> [TASK GOAL]:
Your answer should be a single number: the count of lines that include "title".

----------

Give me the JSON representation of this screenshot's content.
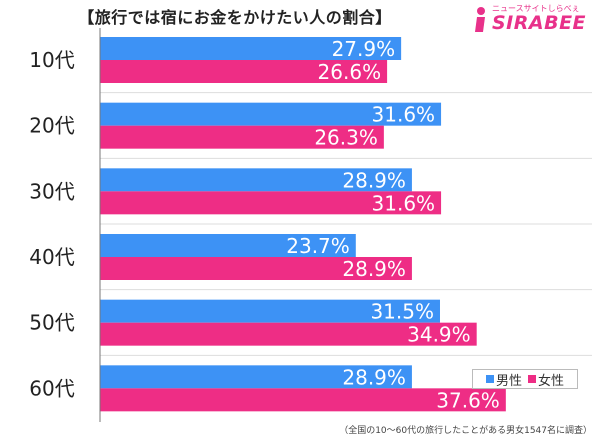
{
  "header": {
    "title": "【旅行では宿にお金をかけたい人の割合】"
  },
  "logo": {
    "kana": "ニュースサイトしらべぇ",
    "name": "SIRABEE"
  },
  "colors": {
    "male": "#3d92f5",
    "female": "#ee2d85",
    "axis": "#777777",
    "grid": "#dddddd"
  },
  "legend": {
    "male": "男性",
    "female": "女性"
  },
  "footnote": "（全国の10〜60代の旅行したことがある男女1547名に調査）",
  "chart_data": {
    "type": "bar",
    "orientation": "horizontal",
    "title": "【旅行では宿にお金をかけたい人の割合】",
    "categories": [
      "10代",
      "20代",
      "30代",
      "40代",
      "50代",
      "60代"
    ],
    "series": [
      {
        "name": "男性",
        "values": [
          27.9,
          31.6,
          28.9,
          23.7,
          31.5,
          28.9
        ],
        "labels": [
          "27.9%",
          "31.6%",
          "28.9%",
          "23.7%",
          "31.5%",
          "28.9%"
        ]
      },
      {
        "name": "女性",
        "values": [
          26.6,
          26.3,
          31.6,
          28.9,
          34.9,
          37.6
        ],
        "labels": [
          "26.6%",
          "26.3%",
          "31.6%",
          "28.9%",
          "34.9%",
          "37.6%"
        ]
      }
    ],
    "xlim": [
      0,
      40
    ],
    "grid": false,
    "legend_position": "bottom-right",
    "value_label_color": "#ffffff"
  }
}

----------

> [EXERCISE RESPONSE]:
2